— begin DATASET ENTRIES —
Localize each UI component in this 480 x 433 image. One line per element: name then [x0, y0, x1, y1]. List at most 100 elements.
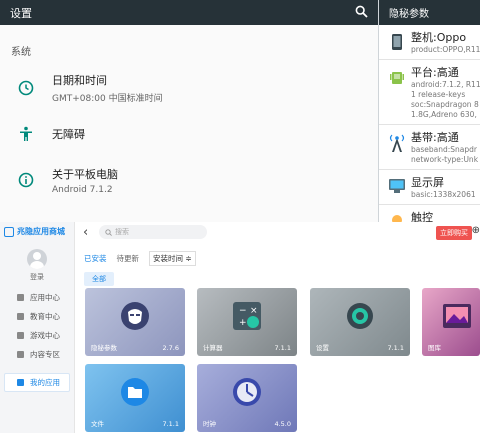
- tab-updates[interactable]: 待更新: [117, 253, 140, 264]
- param-line: basic:1338x2061: [411, 190, 476, 199]
- search-placeholder: 搜索: [115, 228, 129, 236]
- app-card[interactable]: − × + 计算器 7.1.1: [197, 288, 297, 356]
- monitor-icon: [383, 174, 411, 200]
- param-item-baseband[interactable]: 基带:高通 baseband:Snapdr network-type:Unk: [379, 125, 480, 170]
- params-window: 隐秘参数 整机:Oppo product:OPPO,R11 平台:高通 andr…: [378, 0, 480, 222]
- row-subtitle: Android 7.1.2: [52, 184, 113, 195]
- param-line: 1.8G,Adreno 630,: [411, 110, 477, 119]
- grid-icon: [17, 379, 24, 386]
- param-item-touch[interactable]: 触控: [379, 205, 480, 222]
- nav-education-center[interactable]: 教育中心: [0, 307, 74, 326]
- app-card[interactable]: 时钟 4.5.0: [197, 364, 297, 432]
- android-icon: [383, 64, 411, 120]
- clock-icon: [232, 377, 262, 411]
- grid-icon: [17, 294, 24, 301]
- app-card[interactable]: 设置 7.1.1: [310, 288, 410, 356]
- param-line: 1 release-keys: [411, 90, 466, 99]
- store-brand-name: 兆隐应用商城: [17, 227, 65, 236]
- app-card[interactable]: 文件 7.1.1: [85, 364, 185, 432]
- nav-app-center[interactable]: 应用中心: [0, 288, 74, 307]
- search-icon: [105, 228, 112, 236]
- nav-label: 我的应用: [30, 378, 60, 387]
- antenna-icon: [383, 129, 411, 165]
- param-item-device[interactable]: 整机:Oppo product:OPPO,R11: [379, 25, 480, 60]
- params-title: 隐秘参数: [379, 0, 480, 25]
- grid-icon: [17, 313, 24, 320]
- cart-icon[interactable]: ⊕: [472, 225, 480, 236]
- app-version: 4.5.0: [274, 420, 291, 428]
- login-area[interactable]: 登录: [0, 249, 74, 282]
- search-input[interactable]: 搜索: [99, 225, 207, 239]
- row-title: 关于平板电脑: [52, 167, 118, 181]
- param-title: 触控: [411, 211, 433, 222]
- phone-icon: [383, 29, 411, 55]
- back-icon[interactable]: ‹: [83, 225, 99, 240]
- nav-content-zone[interactable]: 内容专区: [0, 345, 74, 364]
- store-topbar: ‹ 搜索 立即购买 ⊕: [75, 222, 480, 242]
- param-title: 基带:高通: [411, 131, 459, 144]
- store-logo-icon: [4, 226, 14, 237]
- row-title: 无障碍: [52, 128, 85, 141]
- app-version: 7.1.1: [274, 344, 291, 352]
- settings-row-accessibility[interactable]: 无障碍: [0, 111, 378, 157]
- buy-now-button[interactable]: 立即购买: [436, 226, 472, 240]
- app-version: 2.7.6: [162, 344, 179, 352]
- app-name: 设置: [316, 344, 329, 352]
- row-title: 日期和时间: [52, 74, 107, 87]
- login-link[interactable]: 登录: [0, 272, 74, 282]
- chip-all[interactable]: 全部: [84, 272, 114, 286]
- app-card[interactable]: 隐秘参数 2.7.6: [85, 288, 185, 356]
- param-title: 平台:高通: [411, 66, 459, 79]
- settings-row-date-time[interactable]: 日期和时间 GMT+08:00 中国标准时间: [0, 65, 378, 111]
- param-title: 显示屏: [411, 176, 444, 189]
- svg-text:×: ×: [250, 306, 258, 316]
- settings-row-about-tablet[interactable]: 关于平板电脑 Android 7.1.2: [0, 157, 378, 203]
- nav-label: 内容专区: [30, 350, 60, 359]
- app-version: 7.1.1: [162, 420, 179, 428]
- param-item-platform[interactable]: 平台:高通 android:7.1.2, R11 1 release-keys …: [379, 60, 480, 125]
- gamepad-icon: [17, 332, 24, 339]
- svg-text:−: −: [239, 306, 247, 316]
- folder-icon: [120, 377, 150, 411]
- nav-label: 教育中心: [30, 312, 60, 321]
- app-name: 时钟: [203, 420, 216, 428]
- app-name: 计算器: [203, 344, 223, 352]
- app-name: 隐秘参数: [91, 344, 117, 352]
- document-icon: [17, 351, 24, 358]
- settings-title: 设置: [10, 6, 32, 20]
- store-sidebar: 兆隐应用商城 登录 应用中心 教育中心 游戏中心 内容专区 我的应用: [0, 222, 75, 433]
- touch-icon: [383, 209, 411, 222]
- param-line: product:OPPO,R11: [411, 45, 480, 54]
- svg-text:+: +: [239, 318, 247, 328]
- nav-label: 游戏中心: [30, 331, 60, 340]
- calculator-icon: − × +: [231, 300, 263, 336]
- app-version: 7.1.1: [387, 344, 404, 352]
- param-title: 整机:Oppo: [411, 31, 467, 44]
- nav-game-center[interactable]: 游戏中心: [0, 326, 74, 345]
- accessibility-icon: [0, 126, 52, 142]
- avatar[interactable]: [27, 249, 47, 269]
- gallery-icon: [442, 303, 472, 333]
- nav-my-apps[interactable]: 我的应用: [4, 373, 70, 392]
- app-name: 文件: [91, 420, 104, 428]
- row-subtitle: GMT+08:00 中国标准时间: [52, 94, 163, 104]
- store-main: ‹ 搜索 立即购买 ⊕ 已安装 待更新 安装时间 ≑ 全部 隐秘参数 2.7.6…: [75, 222, 480, 433]
- mask-icon: [120, 301, 150, 335]
- search-icon[interactable]: [355, 5, 368, 21]
- section-title: 系统: [11, 47, 31, 58]
- store-brand: 兆隐应用商城: [0, 222, 74, 241]
- param-line: soc:Snapdragon 8: [411, 100, 479, 109]
- param-line: network-type:Unk: [411, 155, 479, 164]
- gear-icon: [346, 302, 374, 334]
- settings-window: 设置 系统 日期和时间 GMT+08:00 中国标准时间 无障碍 关于平板电脑 …: [0, 0, 378, 222]
- clock-icon: [0, 80, 52, 96]
- filter-tabs: 已安装 待更新 安装时间 ≑: [75, 251, 480, 266]
- app-card[interactable]: 图库: [422, 288, 480, 356]
- settings-appbar: 设置: [0, 0, 378, 25]
- info-icon: [0, 172, 52, 188]
- param-line: baseband:Snapdr: [411, 145, 477, 154]
- param-item-display[interactable]: 显示屏 basic:1338x2061: [379, 170, 480, 205]
- app-name: 图库: [428, 344, 441, 352]
- sort-select[interactable]: 安装时间 ≑: [149, 251, 196, 266]
- tab-installed[interactable]: 已安装: [84, 253, 107, 264]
— end DATASET ENTRIES —
GOAL » Output the lines of the entry above as a numbered list, skipping any blank lines. Leave the picture out of the answer.

WRITTEN RESPONSE »
1. Localize each UI component in this 480 x 433 image. One line per element: name then [x0, y0, x1, y1]. List at most 100 elements.
2. - tab-updates[interactable]: 待更新: [117, 253, 140, 264]
3. - param-line: basic:1338x2061: [411, 190, 476, 199]
4. - search-placeholder: 搜索: [115, 228, 129, 236]
5. - app-card[interactable]: − × + 计算器 7.1.1: [197, 288, 297, 356]
6. - monitor-icon: [383, 174, 411, 200]
7. - param-item-baseband[interactable]: 基带:高通 baseband:Snapdr network-type:Unk: [379, 125, 480, 170]
8. - params-window: 隐秘参数 整机:Oppo product:OPPO,R11 平台:高通 andr…: [378, 0, 480, 222]
9. - row-subtitle: Android 7.1.2: [52, 184, 113, 195]
10. - param-line: 1.8G,Adreno 630,: [411, 110, 477, 119]
11. - grid-icon: [17, 379, 24, 386]
12. - param-item-touch[interactable]: 触控: [379, 205, 480, 222]
13. - nav-education-center[interactable]: 教育中心: [0, 307, 74, 326]
14. - app-card[interactable]: 时钟 4.5.0: [197, 364, 297, 432]
15. - android-icon: [383, 64, 411, 120]
16. - clock-icon: [232, 377, 262, 411]
17. - grid-icon: [17, 294, 24, 301]
18. - app-card[interactable]: 设置 7.1.1: [310, 288, 410, 356]
19. - param-line: 1 release-keys: [411, 90, 466, 99]
20. - store-brand-name: 兆隐应用商城: [17, 227, 65, 236]
21. - app-card[interactable]: 文件 7.1.1: [85, 364, 185, 432]
22. - nav-app-center[interactable]: 应用中心: [0, 288, 74, 307]
23. - search-icon: [105, 228, 112, 236]
24. - nav-label: 我的应用: [30, 378, 60, 387]
25. - antenna-icon: [383, 129, 411, 165]
26. - param-item-device[interactable]: 整机:Oppo product:OPPO,R11: [379, 25, 480, 60]
27. - params-title: 隐秘参数: [379, 0, 480, 25]
28. - grid-icon: [17, 313, 24, 320]
29. - cart-icon[interactable]: ⊕: [472, 225, 480, 236]
30. - app-version: 4.5.0: [274, 420, 291, 428]
31. - login-area[interactable]: 登录: [0, 249, 74, 282]
32. - search-input[interactable]: 搜索: [99, 225, 207, 239]
33. - row-title: 关于平板电脑: [52, 167, 118, 181]
34. - param-title: 触控: [411, 211, 433, 222]
35. - phone-icon: [383, 29, 411, 55]
36. - back-icon[interactable]: ‹: [83, 225, 99, 240]
37. - nav-content-zone[interactable]: 内容专区: [0, 345, 74, 364]
38. - store-topbar: ‹ 搜索 立即购买 ⊕: [75, 222, 480, 242]
39. - param-title: 基带:高通: [411, 131, 459, 144]
40. - store-logo-icon: [4, 226, 14, 237]
41. - row-title: 无障碍: [52, 128, 85, 141]
42. - app-version: 7.1.1: [274, 344, 291, 352]
43. - settings-row-accessibility[interactable]: 无障碍: [0, 111, 378, 157]
44. - buy-now-button[interactable]: 立即购买: [436, 226, 472, 240]
45. - app-version: 2.7.6: [162, 344, 179, 352]
46. - app-name: 设置: [316, 344, 329, 352]
47. - row-title: 日期和时间: [52, 74, 107, 87]
48. - login-link[interactable]: 登录: [0, 272, 74, 282]
49. - chip-all[interactable]: 全部: [84, 272, 114, 286]
50. - app-card[interactable]: 隐秘参数 2.7.6: [85, 288, 185, 356]
51. - param-title: 平台:高通: [411, 66, 459, 79]
52. - settings-row-date-time[interactable]: 日期和时间 GMT+08:00 中国标准时间: [0, 65, 378, 111]
53. - param-title: 显示屏: [411, 176, 444, 189]
54. - svg-text:×: ×: [250, 306, 258, 316]
55. - settings-row-about-tablet[interactable]: 关于平板电脑 Android 7.1.2: [0, 157, 378, 203]
56. - nav-label: 内容专区: [30, 350, 60, 359]
57. - app-version: 7.1.1: [162, 420, 179, 428]
58. - param-item-platform[interactable]: 平台:高通 android:7.1.2, R11 1 release-keys …: [379, 60, 480, 125]
59. - gamepad-icon: [17, 332, 24, 339]
60. - svg-text:−: −: [239, 306, 247, 316]
61. - folder-icon: [120, 377, 150, 411]
62. - nav-label: 教育中心: [30, 312, 60, 321]
63. - app-name: 时钟: [203, 420, 216, 428]
64. - app-name: 计算器: [203, 344, 223, 352]
65. - app-name: 隐秘参数: [91, 344, 117, 352]
66. - document-icon: [17, 351, 24, 358]
67. - settings-title: 设置: [10, 6, 32, 20]
68. - store-sidebar: 兆隐应用商城 登录 应用中心 教育中心 游戏中心 内容专区 我的应用: [0, 222, 75, 433]
69. - touch-icon: [383, 209, 411, 222]
70. - param-line: product:OPPO,R11: [411, 45, 480, 54]
71. - svg-text:+: +: [239, 318, 247, 328]
72. - nav-label: 游戏中心: [30, 331, 60, 340]
73. - calculator-icon: − × +: [231, 300, 263, 336]
74. - app-version: 7.1.1: [387, 344, 404, 352]
75. - param-title: 整机:Oppo: [411, 31, 467, 44]
76. - nav-game-center[interactable]: 游戏中心: [0, 326, 74, 345]
77. - accessibility-icon: [0, 126, 52, 142]
78. - avatar[interactable]: [27, 249, 47, 269]
79. - gallery-icon: [442, 303, 472, 333]
80. - nav-my-apps[interactable]: 我的应用: [4, 373, 70, 392]
81. - app-name: 文件: [91, 420, 104, 428]
82. - row-subtitle: GMT+08:00 中国标准时间: [52, 94, 163, 104]
83. - store-main: ‹ 搜索 立即购买 ⊕ 已安装 待更新 安装时间 ≑ 全部 隐秘参数 2.7.6…: [75, 222, 480, 433]
84. - mask-icon: [120, 301, 150, 335]
85. - search-icon[interactable]: [355, 5, 368, 21]
86. - section-title: 系统: [11, 47, 31, 58]
87. - store-brand: 兆隐应用商城: [0, 222, 74, 241]
88. - param-line: soc:Snapdragon 8: [411, 100, 479, 109]
89. - param-line: network-type:Unk: [411, 155, 479, 164]
90. - gear-icon: [346, 302, 374, 334]
91. - settings-window: 设置 系统 日期和时间 GMT+08:00 中国标准时间 无障碍 关于平板电脑 …: [0, 0, 378, 222]
92. - clock-icon: [0, 80, 52, 96]
93. - filter-tabs: 已安装 待更新 安装时间 ≑: [75, 251, 480, 266]
94. - app-card[interactable]: 图库: [422, 288, 480, 356]
95. - settings-appbar: 设置: [0, 0, 378, 25]
96. - info-icon: [0, 172, 52, 188]
97. - param-line: baseband:Snapdr: [411, 145, 477, 154]
98. - param-item-display[interactable]: 显示屏 basic:1338x2061: [379, 170, 480, 205]
99. - app-name: 图库: [428, 344, 441, 352]
100. - sort-select[interactable]: 安装时间 ≑: [149, 251, 196, 266]
101. - tab-installed[interactable]: 已安装: [84, 253, 107, 264]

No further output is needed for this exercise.